- Task details
In the material below, find every line with "регионального" and pull it out.
____ Listed entries
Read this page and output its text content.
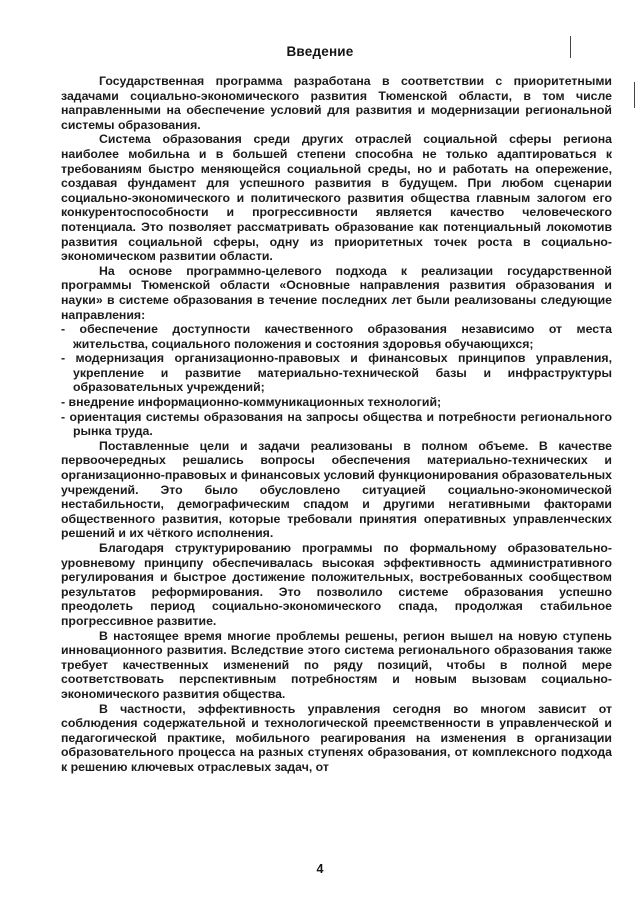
Введение

Государственная программа разработана в соответствии с приоритетными задачами социально-экономического развития Тюменской области, в том числе направленными на обеспечение условий для развития и модернизации региональной системы образования.

Система образования среди других отраслей социальной сферы региона наиболее мобильна и в большей степени способна не только адаптироваться к требованиям быстро меняющейся социальной среды, но и работать на опережение, создавая фундамент для успешного развития в будущем. При любом сценарии социально-экономического и политического развития общества главным залогом его конкурентоспособности и прогрессивности является качество человеческого потенциала. Это позволяет рассматривать образование как потенциальный локомотив развития социальной сферы, одну из приоритетных точек роста в социально-экономическом развитии области.

На основе программно-целевого подхода к реализации государственной программы Тюменской области «Основные направления развития образования и науки» в системе образования в течение последних лет были реализованы следующие направления:

- обеспечение доступности качественного образования независимо от места жительства, социального положения и состояния здоровья обучающихся;

- модернизация организационно-правовых и финансовых принципов управления, укрепление и развитие материально-технической базы и инфраструктуры образовательных учреждений;

- внедрение информационно-коммуникационных технологий;

- ориентация системы образования на запросы общества и потребности регионального рынка труда.

Поставленные цели и задачи реализованы в полном объеме. В качестве первоочередных решались вопросы обеспечения материально-технических и организационно-правовых и финансовых условий функционирования образовательных учреждений. Это было обусловлено ситуацией социально-экономической нестабильности, демографическим спадом и другими негативными факторами общественного развития, которые требовали принятия оперативных управленческих решений и их чёткого исполнения.

Благодаря структурированию программы по формальному образовательно-уровневому принципу обеспечивалась высокая эффективность административного регулирования и быстрое достижение положительных, востребованных сообществом результатов реформирования. Это позволило системе образования успешно преодолеть период социально-экономического спада, продолжая стабильное прогрессивное развитие.

В настоящее время многие проблемы решены, регион вышел на новую ступень инновационного развития. Вследствие этого система регионального образования также требует качественных изменений по ряду позиций, чтобы в полной мере соответствовать перспективным потребностям и новым вызовам социально-экономического развития общества.

В частности, эффективность управления сегодня во многом зависит от соблюдения содержательной и технологической преемственности в управленческой и педагогической практике, мобильного реагирования на изменения в организации образовательного процесса на разных ступенях образования, от комплексного подхода к решению ключевых отраслевых задач, от

4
________
- Output
- ориентация системы образования на запросы общества и потребности регионального рынка труда.
В настоящее время многие проблемы решены, регион вышел на новую ступень инновационного развития. Вследствие этого система регионального образования также требует качественных изменений по ряду позиций, чтобы в полной мере соответствовать перспективным потребностям и новым вызовам социально-экономического развития общества.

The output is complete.